[START Supplied material]
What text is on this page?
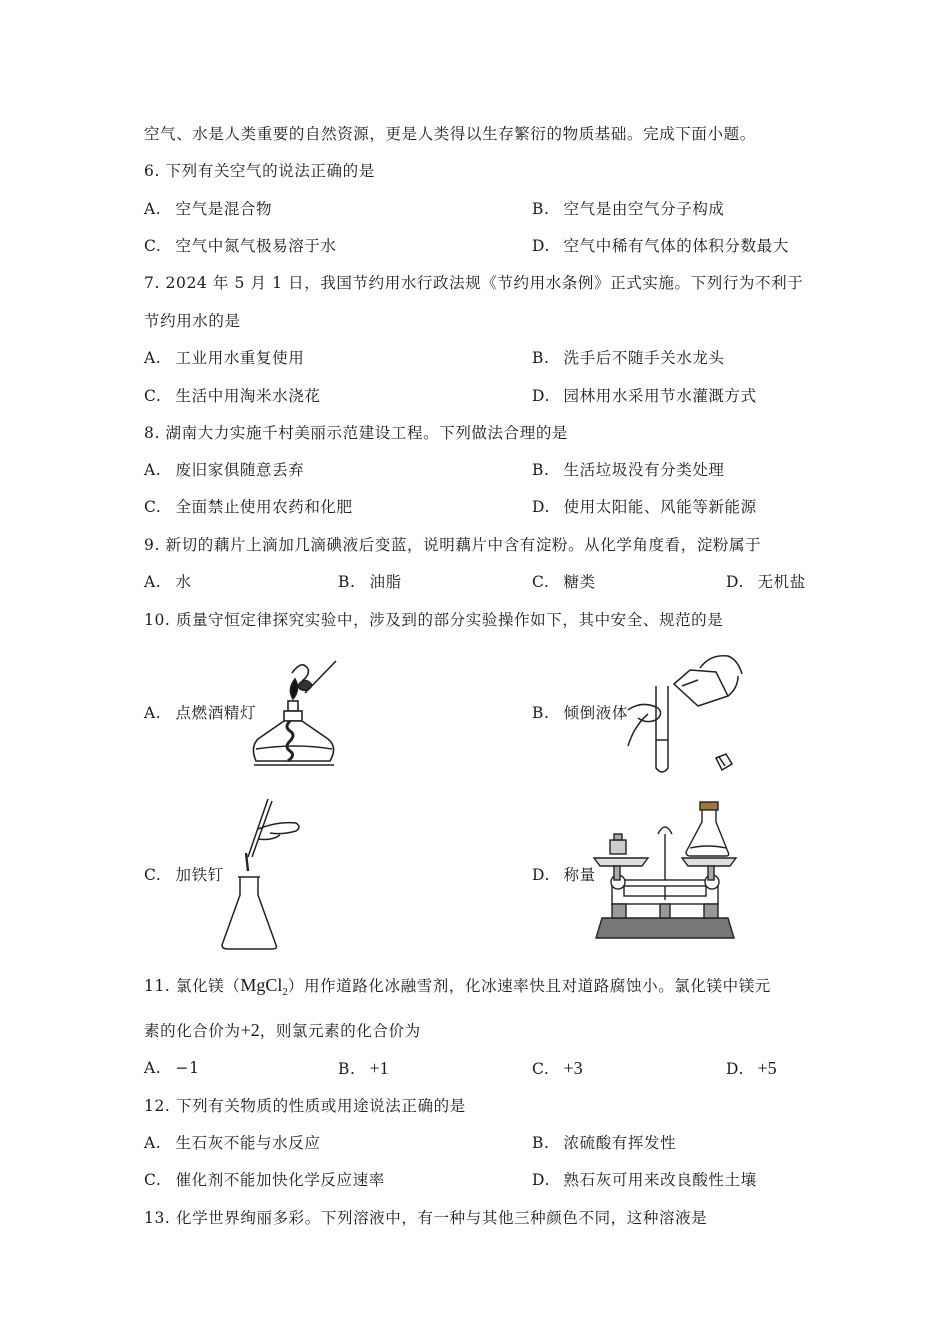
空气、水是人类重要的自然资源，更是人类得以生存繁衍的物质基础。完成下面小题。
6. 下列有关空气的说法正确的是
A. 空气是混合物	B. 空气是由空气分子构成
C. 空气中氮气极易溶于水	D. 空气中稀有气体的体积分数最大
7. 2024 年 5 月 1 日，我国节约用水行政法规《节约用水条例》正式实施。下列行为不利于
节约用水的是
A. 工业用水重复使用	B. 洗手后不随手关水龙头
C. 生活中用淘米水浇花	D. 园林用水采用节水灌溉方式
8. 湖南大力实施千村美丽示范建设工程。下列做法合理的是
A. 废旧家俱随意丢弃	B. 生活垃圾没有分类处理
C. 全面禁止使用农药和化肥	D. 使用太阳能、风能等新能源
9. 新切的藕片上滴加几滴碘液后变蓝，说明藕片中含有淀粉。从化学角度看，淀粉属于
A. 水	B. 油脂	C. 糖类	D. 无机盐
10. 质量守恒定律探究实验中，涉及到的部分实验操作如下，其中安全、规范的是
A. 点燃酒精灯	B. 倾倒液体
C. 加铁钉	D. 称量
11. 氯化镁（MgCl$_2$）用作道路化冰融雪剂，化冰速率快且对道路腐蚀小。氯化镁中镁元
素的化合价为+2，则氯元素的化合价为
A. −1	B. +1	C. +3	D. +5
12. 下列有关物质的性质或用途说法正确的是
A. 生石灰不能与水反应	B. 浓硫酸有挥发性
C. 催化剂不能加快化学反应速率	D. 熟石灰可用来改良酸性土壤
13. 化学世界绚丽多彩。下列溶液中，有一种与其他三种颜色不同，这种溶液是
[END Supplied material]
Omit pictures; set down the rest of the material word for word.

→ **Answer to the exercise**:
What text is on this page?
空气、水是人类重要的自然资源，更是人类得以生存繁衍的物质基础。完成下面小题。
6. 下列有关空气的说法正确的是
A. 空气是混合物	B. 空气是由空气分子构成
C. 空气中氮气极易溶于水	D. 空气中稀有气体的体积分数最大
7. 2024 年 5 月 1 日，我国节约用水行政法规《节约用水条例》正式实施。下列行为不利于
节约用水的是
A. 工业用水重复使用	B. 洗手后不随手关水龙头
C. 生活中用淘米水浇花	D. 园林用水采用节水灌溉方式
8. 湖南大力实施千村美丽示范建设工程。下列做法合理的是
A. 废旧家俱随意丢弃	B. 生活垃圾没有分类处理
C. 全面禁止使用农药和化肥	D. 使用太阳能、风能等新能源
9. 新切的藕片上滴加几滴碘液后变蓝，说明藕片中含有淀粉。从化学角度看，淀粉属于
A. 水	B. 油脂	C. 糖类	D. 无机盐
10. 质量守恒定律探究实验中，涉及到的部分实验操作如下，其中安全、规范的是
A. 点燃酒精灯	B. 倾倒液体
C. 加铁钉	D. 称量
11. 氯化镁（MgCl$_2$）用作道路化冰融雪剂，化冰速率快且对道路腐蚀小。氯化镁中镁元
素的化合价为+2，则氯元素的化合价为
A. −1	B. +1	C. +3	D. +5
12. 下列有关物质的性质或用途说法正确的是
A. 生石灰不能与水反应	B. 浓硫酸有挥发性
C. 催化剂不能加快化学反应速率	D. 熟石灰可用来改良酸性土壤
13. 化学世界绚丽多彩。下列溶液中，有一种与其他三种颜色不同，这种溶液是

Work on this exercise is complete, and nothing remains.